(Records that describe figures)
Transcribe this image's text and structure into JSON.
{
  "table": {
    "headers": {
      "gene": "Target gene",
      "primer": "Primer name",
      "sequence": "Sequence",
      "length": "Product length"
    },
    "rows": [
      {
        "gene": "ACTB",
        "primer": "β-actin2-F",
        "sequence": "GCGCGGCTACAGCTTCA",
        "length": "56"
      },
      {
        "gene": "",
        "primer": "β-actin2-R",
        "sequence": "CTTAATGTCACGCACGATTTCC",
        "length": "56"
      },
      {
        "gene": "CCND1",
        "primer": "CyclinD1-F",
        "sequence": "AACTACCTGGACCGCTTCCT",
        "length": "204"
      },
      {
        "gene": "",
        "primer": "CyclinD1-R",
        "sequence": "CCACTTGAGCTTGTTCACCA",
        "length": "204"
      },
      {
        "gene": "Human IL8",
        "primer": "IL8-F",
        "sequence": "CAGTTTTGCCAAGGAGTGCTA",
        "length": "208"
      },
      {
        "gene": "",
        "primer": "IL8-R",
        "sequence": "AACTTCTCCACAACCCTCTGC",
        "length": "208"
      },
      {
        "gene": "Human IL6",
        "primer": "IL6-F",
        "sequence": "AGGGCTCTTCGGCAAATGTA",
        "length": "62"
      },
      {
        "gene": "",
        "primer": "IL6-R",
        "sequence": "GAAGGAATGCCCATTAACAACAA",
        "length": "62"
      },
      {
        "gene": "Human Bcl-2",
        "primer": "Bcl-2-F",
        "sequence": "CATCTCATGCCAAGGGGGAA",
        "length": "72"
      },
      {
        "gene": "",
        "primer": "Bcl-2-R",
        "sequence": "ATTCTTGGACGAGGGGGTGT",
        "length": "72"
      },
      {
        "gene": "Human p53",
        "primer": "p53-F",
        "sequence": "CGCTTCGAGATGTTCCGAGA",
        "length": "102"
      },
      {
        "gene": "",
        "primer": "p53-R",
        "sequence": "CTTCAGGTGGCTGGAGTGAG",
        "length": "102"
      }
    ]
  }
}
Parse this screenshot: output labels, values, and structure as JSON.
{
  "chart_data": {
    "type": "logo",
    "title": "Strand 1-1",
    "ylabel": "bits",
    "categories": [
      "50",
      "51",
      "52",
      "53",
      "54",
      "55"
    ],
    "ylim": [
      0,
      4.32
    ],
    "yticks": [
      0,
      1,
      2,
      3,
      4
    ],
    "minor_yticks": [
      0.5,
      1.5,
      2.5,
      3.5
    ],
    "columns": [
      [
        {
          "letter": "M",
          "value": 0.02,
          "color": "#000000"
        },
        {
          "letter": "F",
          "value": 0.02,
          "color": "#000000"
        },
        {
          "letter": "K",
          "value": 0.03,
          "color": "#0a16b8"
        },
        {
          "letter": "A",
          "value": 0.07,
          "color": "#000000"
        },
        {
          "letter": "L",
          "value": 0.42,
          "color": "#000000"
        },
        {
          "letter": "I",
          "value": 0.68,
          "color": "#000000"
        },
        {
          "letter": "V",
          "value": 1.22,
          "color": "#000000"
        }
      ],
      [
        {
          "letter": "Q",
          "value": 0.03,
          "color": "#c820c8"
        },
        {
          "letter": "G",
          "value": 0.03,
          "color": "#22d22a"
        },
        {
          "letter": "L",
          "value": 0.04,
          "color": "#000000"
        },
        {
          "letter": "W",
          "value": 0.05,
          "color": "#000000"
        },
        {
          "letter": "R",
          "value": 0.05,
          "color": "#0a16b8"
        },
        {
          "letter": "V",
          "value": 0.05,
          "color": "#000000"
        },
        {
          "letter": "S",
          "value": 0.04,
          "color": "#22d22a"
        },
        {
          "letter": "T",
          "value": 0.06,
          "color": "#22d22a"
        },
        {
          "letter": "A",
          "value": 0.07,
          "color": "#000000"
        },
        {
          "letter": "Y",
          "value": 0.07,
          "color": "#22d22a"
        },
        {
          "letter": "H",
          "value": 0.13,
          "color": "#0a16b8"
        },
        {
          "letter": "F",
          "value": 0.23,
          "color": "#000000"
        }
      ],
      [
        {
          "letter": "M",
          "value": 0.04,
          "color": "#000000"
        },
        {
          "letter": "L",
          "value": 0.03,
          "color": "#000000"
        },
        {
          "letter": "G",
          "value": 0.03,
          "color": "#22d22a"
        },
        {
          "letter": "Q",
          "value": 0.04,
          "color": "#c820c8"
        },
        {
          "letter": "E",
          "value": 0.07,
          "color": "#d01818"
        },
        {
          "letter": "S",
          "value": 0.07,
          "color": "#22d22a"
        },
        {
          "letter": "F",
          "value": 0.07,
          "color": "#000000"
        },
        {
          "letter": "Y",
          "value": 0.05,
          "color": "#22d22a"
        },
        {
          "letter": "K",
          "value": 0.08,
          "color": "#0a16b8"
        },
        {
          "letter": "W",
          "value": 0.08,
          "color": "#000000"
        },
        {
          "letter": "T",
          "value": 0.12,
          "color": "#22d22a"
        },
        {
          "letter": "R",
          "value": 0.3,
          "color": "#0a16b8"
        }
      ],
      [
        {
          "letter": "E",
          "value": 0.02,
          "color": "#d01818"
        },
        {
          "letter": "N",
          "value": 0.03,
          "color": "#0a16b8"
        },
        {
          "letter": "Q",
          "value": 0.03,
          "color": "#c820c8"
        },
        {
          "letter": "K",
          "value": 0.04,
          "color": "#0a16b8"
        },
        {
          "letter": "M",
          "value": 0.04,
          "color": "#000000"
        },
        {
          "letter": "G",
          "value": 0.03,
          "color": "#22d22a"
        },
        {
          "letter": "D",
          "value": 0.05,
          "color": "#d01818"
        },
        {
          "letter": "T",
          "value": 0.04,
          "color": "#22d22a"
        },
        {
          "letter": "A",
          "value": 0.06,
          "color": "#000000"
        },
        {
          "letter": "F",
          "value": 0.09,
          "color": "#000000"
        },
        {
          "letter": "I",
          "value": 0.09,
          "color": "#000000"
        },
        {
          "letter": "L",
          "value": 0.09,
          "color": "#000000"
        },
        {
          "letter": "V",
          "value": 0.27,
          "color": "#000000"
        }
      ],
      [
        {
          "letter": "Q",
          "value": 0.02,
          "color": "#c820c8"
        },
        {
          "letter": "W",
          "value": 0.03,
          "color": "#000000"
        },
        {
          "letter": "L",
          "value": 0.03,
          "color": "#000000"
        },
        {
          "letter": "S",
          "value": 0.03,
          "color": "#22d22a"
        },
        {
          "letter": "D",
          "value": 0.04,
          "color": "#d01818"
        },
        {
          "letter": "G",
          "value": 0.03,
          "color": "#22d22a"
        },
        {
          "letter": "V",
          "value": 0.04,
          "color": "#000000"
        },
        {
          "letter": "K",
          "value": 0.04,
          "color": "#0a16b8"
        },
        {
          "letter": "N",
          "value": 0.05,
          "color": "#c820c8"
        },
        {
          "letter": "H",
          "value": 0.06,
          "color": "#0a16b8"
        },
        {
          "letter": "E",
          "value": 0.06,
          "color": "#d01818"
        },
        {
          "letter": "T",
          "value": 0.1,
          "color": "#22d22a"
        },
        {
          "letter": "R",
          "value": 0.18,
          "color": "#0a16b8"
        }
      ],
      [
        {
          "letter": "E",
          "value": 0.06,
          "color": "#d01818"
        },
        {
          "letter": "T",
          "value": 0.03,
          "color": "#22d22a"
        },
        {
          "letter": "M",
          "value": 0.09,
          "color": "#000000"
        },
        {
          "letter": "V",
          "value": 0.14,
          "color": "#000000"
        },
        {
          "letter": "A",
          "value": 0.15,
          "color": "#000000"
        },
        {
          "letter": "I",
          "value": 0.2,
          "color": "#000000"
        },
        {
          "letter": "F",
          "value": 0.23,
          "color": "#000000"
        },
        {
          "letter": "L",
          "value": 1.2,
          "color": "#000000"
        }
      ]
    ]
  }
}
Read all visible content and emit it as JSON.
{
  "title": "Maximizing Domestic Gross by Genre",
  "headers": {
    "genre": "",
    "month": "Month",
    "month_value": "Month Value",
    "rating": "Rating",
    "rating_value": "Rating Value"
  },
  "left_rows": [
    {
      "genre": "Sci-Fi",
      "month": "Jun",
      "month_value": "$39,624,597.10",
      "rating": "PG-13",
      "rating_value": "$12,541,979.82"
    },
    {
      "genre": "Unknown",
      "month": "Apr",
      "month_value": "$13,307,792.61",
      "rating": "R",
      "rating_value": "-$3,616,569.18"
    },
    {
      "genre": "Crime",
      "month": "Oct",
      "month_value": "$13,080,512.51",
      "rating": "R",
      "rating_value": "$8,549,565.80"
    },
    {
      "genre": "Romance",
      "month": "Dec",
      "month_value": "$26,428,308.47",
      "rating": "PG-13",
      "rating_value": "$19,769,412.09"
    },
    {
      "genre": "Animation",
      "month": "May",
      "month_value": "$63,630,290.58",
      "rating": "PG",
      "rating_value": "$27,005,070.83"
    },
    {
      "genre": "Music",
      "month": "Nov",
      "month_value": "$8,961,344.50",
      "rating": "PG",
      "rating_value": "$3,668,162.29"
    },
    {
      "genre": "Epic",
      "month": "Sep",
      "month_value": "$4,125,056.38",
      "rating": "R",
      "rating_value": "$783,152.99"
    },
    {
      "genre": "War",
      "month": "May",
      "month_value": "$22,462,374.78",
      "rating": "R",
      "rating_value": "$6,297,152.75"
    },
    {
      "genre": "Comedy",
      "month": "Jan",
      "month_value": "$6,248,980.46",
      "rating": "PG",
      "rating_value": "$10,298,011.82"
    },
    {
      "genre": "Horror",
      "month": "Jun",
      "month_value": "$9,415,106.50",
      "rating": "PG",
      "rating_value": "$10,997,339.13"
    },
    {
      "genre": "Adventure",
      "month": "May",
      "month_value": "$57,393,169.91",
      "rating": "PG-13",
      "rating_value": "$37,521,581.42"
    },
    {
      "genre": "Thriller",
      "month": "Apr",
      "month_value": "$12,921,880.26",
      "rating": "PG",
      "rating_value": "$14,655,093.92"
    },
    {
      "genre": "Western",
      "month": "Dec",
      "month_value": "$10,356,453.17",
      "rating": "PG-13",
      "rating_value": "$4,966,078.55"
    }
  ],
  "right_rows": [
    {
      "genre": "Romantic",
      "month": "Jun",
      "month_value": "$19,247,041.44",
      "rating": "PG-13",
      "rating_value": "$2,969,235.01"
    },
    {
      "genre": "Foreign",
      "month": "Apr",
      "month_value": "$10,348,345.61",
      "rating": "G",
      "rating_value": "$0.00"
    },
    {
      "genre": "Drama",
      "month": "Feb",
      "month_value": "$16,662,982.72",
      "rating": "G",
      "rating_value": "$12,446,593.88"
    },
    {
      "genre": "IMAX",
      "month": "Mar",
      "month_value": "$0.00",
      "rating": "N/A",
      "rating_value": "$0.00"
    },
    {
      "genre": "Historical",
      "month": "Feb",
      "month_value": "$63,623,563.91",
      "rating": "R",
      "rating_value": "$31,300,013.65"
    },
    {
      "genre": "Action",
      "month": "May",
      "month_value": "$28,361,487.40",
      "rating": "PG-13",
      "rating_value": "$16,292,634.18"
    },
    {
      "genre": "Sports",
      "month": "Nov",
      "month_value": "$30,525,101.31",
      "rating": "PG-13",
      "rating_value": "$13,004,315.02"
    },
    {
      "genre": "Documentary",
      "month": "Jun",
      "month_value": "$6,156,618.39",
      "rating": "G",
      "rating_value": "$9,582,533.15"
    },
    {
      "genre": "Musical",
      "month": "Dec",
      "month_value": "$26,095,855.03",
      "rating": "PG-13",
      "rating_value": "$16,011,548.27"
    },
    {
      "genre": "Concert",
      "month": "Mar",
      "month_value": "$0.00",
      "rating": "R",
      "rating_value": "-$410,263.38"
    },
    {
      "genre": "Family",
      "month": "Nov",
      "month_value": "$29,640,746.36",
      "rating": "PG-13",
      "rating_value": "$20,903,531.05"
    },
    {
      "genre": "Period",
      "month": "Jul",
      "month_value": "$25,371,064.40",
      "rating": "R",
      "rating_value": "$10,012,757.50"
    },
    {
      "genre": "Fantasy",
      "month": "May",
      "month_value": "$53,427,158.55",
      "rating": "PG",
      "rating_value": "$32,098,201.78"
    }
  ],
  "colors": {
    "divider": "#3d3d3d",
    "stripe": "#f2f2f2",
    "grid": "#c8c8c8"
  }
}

*The request:*
All lines holding the word "Human" should be picked out and copied.

*Solution:*
        "gene": "Human IL8",
        "gene": "Human IL6",
        "gene": "Human Bcl-2",
        "gene": "Human p53",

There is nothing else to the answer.